§ **Problem**
Work out how many lines in the entries contain the string "osallistua", and give nothing but that number.

::::::::

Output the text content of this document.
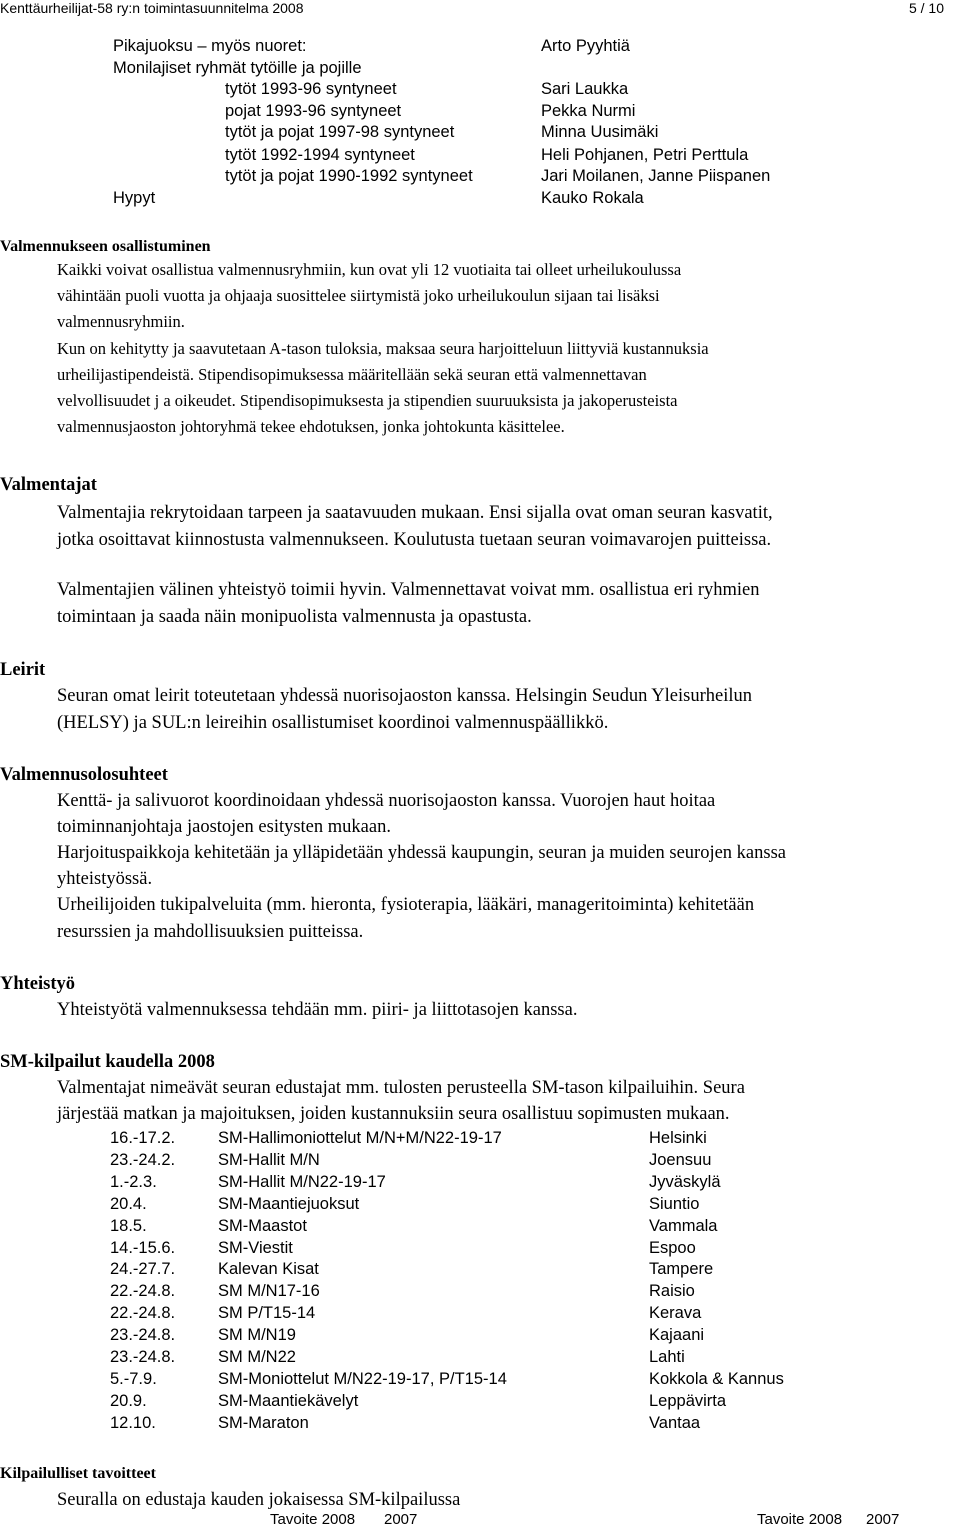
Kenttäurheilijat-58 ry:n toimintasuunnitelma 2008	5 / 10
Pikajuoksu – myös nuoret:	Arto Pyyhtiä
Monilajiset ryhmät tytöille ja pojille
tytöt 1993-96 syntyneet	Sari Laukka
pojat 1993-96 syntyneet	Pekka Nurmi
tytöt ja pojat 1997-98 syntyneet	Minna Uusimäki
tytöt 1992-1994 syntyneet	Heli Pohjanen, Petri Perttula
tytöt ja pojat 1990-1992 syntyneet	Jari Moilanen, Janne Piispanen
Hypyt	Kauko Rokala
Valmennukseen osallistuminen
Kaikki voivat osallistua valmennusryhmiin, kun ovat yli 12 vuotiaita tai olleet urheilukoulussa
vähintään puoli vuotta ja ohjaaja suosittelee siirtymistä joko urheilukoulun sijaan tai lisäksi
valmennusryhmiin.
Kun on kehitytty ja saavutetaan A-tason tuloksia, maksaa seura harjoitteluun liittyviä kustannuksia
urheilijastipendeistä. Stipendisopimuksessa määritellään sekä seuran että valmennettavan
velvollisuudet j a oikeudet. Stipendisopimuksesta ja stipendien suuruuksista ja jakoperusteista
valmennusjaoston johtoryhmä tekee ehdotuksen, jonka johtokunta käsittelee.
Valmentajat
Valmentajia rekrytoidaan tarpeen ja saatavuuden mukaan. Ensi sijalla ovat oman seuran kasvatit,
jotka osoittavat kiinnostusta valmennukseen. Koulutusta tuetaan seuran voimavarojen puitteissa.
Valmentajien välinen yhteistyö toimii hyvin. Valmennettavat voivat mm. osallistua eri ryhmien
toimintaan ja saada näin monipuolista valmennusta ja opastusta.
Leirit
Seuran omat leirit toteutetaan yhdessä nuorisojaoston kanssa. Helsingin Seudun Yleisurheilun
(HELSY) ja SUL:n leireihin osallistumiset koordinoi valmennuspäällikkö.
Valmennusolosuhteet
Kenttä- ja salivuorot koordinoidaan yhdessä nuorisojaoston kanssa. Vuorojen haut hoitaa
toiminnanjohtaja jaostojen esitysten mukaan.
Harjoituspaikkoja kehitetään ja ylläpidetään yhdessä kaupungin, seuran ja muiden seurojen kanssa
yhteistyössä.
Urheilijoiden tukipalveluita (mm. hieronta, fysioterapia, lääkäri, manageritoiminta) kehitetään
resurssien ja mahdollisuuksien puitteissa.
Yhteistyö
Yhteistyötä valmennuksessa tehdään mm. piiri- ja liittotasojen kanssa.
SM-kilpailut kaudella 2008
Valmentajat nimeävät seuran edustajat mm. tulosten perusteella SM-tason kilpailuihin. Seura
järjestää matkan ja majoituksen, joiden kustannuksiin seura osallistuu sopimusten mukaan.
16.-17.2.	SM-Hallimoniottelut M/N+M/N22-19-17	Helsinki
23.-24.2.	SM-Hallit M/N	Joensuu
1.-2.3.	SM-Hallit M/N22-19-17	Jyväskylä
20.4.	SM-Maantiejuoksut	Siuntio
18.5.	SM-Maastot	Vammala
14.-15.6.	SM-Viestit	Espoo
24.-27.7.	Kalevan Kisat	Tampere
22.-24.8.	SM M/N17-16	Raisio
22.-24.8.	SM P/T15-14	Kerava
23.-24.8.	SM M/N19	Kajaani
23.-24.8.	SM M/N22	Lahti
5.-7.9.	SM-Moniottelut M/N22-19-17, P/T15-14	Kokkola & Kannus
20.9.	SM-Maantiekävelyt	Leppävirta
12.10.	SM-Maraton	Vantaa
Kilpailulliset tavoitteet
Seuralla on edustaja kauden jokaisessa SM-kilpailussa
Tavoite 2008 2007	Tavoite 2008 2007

::::::::

§ **The answer**
2